(Records)
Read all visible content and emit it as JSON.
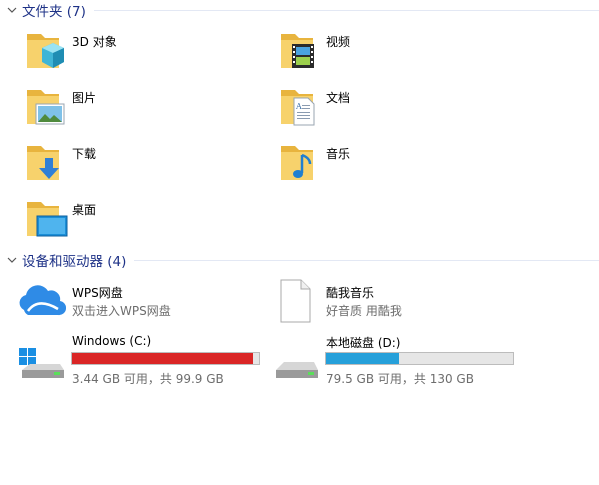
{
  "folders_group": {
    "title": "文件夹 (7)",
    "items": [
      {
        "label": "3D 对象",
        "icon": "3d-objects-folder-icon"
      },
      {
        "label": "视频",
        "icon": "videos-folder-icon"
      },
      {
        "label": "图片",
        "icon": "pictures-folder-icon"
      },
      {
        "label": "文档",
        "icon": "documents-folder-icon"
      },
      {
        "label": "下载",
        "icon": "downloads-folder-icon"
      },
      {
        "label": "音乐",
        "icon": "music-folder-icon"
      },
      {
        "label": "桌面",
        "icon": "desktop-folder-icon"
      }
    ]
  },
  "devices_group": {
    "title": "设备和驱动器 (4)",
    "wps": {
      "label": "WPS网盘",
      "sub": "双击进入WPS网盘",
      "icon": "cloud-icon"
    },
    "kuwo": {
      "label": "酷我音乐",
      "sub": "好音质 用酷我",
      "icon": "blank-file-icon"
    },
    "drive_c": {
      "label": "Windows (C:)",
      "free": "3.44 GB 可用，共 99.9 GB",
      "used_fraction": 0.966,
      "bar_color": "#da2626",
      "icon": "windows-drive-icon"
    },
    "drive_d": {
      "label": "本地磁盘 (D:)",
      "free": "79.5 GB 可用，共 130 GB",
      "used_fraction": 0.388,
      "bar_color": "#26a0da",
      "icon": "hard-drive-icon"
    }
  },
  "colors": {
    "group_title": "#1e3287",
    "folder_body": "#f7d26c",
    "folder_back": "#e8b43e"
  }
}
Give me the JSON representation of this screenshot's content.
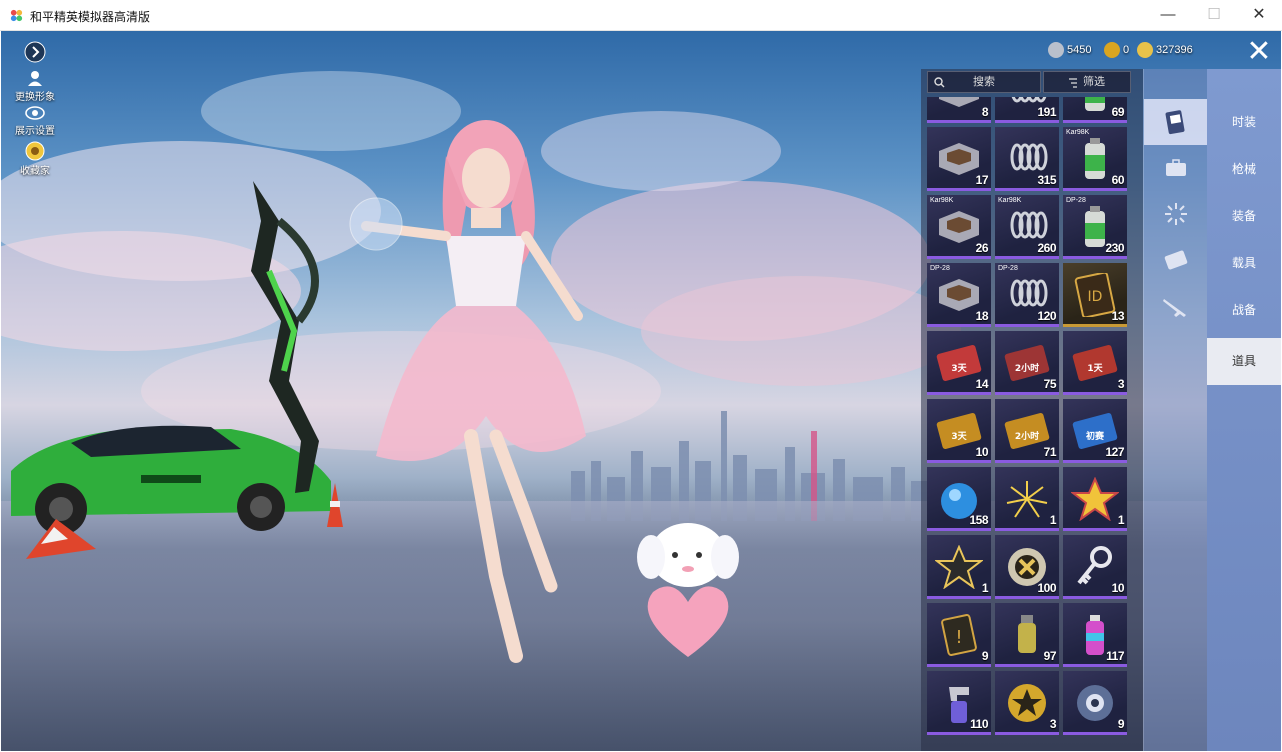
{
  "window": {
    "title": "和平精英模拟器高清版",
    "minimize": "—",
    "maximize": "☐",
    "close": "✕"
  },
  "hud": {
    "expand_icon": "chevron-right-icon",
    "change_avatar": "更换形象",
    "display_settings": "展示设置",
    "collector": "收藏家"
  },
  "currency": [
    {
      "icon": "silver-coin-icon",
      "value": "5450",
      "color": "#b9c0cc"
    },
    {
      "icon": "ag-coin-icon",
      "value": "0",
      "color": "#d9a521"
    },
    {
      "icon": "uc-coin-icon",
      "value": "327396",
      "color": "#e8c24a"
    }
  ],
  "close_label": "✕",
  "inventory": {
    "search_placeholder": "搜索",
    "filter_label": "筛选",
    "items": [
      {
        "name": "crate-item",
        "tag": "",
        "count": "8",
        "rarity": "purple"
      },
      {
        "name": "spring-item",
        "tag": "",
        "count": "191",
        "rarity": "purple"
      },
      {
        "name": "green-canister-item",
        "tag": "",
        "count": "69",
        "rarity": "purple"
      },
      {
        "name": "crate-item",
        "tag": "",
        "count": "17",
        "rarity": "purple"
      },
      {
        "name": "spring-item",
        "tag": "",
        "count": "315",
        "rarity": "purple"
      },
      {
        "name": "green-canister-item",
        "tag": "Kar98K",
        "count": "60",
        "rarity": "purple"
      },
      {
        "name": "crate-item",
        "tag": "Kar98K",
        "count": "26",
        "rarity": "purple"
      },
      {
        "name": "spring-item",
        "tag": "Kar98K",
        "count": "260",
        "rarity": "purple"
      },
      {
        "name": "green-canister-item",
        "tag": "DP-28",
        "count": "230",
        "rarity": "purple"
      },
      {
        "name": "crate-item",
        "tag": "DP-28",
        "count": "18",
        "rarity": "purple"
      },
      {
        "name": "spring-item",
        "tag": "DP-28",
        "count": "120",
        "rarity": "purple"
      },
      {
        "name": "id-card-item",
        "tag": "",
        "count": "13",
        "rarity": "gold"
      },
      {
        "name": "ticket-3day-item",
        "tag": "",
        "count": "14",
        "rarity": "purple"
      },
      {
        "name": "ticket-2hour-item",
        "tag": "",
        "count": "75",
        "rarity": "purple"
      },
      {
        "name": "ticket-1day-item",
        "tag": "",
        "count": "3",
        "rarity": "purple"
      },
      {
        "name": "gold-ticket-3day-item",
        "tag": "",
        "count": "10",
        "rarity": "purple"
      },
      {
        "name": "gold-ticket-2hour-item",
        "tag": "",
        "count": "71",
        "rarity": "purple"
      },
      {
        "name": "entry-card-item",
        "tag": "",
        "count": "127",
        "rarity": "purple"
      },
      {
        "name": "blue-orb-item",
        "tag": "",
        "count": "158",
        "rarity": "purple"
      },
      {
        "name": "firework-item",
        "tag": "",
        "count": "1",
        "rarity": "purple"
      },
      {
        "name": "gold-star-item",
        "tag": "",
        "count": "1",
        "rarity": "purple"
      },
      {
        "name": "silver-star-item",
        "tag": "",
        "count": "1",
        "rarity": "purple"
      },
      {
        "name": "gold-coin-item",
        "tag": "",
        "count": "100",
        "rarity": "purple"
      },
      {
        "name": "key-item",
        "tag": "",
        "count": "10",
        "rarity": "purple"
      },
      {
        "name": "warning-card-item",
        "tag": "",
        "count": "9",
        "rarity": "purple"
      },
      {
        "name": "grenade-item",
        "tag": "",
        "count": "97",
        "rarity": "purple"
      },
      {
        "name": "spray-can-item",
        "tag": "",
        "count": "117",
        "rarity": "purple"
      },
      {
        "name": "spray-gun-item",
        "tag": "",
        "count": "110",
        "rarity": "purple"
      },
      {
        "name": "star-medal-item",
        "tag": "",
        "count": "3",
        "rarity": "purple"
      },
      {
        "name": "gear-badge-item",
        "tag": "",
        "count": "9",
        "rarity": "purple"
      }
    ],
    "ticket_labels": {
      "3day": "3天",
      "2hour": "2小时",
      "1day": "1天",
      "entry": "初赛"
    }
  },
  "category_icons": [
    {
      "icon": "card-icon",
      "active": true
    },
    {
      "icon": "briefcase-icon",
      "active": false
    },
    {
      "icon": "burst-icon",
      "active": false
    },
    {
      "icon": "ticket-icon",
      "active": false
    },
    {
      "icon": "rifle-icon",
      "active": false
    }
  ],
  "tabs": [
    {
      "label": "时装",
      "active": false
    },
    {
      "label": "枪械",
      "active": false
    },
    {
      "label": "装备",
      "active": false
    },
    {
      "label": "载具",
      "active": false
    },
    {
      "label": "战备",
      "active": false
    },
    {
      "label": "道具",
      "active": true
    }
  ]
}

--

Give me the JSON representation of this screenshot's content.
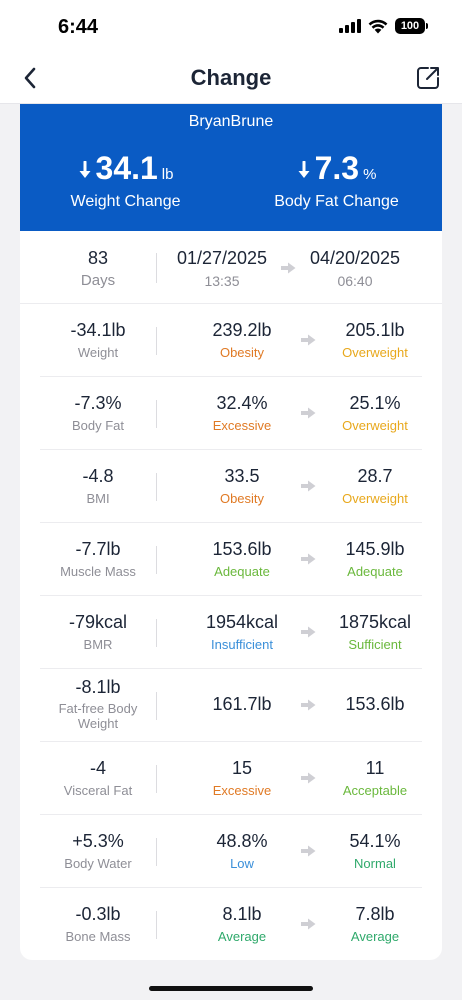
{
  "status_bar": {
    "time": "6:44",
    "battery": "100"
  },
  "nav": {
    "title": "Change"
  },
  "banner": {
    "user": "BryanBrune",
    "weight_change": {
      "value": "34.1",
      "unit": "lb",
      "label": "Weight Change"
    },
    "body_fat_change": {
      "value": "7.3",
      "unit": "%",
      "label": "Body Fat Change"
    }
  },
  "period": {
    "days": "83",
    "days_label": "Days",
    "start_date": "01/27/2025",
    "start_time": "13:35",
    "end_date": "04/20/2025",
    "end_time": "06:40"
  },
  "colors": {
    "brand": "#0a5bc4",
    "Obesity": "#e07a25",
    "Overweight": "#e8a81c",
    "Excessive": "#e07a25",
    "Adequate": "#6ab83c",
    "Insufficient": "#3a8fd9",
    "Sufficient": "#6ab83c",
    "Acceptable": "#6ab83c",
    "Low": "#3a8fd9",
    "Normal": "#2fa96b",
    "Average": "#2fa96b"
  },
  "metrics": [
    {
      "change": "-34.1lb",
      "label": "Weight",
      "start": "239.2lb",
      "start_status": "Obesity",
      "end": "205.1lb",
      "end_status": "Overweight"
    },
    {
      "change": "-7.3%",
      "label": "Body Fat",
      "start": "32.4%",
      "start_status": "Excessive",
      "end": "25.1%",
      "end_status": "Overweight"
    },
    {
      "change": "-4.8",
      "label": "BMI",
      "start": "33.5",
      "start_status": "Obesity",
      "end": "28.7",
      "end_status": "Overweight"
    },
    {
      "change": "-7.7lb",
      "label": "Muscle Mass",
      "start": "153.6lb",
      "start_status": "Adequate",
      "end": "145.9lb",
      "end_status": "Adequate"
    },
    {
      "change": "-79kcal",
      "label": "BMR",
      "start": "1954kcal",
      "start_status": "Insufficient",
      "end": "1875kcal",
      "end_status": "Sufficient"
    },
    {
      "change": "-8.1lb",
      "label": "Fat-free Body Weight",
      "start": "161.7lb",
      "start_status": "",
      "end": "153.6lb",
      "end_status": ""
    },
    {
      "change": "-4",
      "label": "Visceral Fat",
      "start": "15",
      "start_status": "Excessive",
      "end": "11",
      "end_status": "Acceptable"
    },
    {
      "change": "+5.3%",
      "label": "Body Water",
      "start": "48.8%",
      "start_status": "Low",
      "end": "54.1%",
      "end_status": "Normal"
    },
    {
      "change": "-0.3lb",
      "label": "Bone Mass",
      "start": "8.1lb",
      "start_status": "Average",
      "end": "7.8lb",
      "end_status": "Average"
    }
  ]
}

Exercise task: Each line in the entries above that includes the string "card" should be extracted.

Result for this task:
        "name": "id-card-item",
        "name": "entry-card-item",
        "name": "warning-card-item",
      "icon": "card-icon",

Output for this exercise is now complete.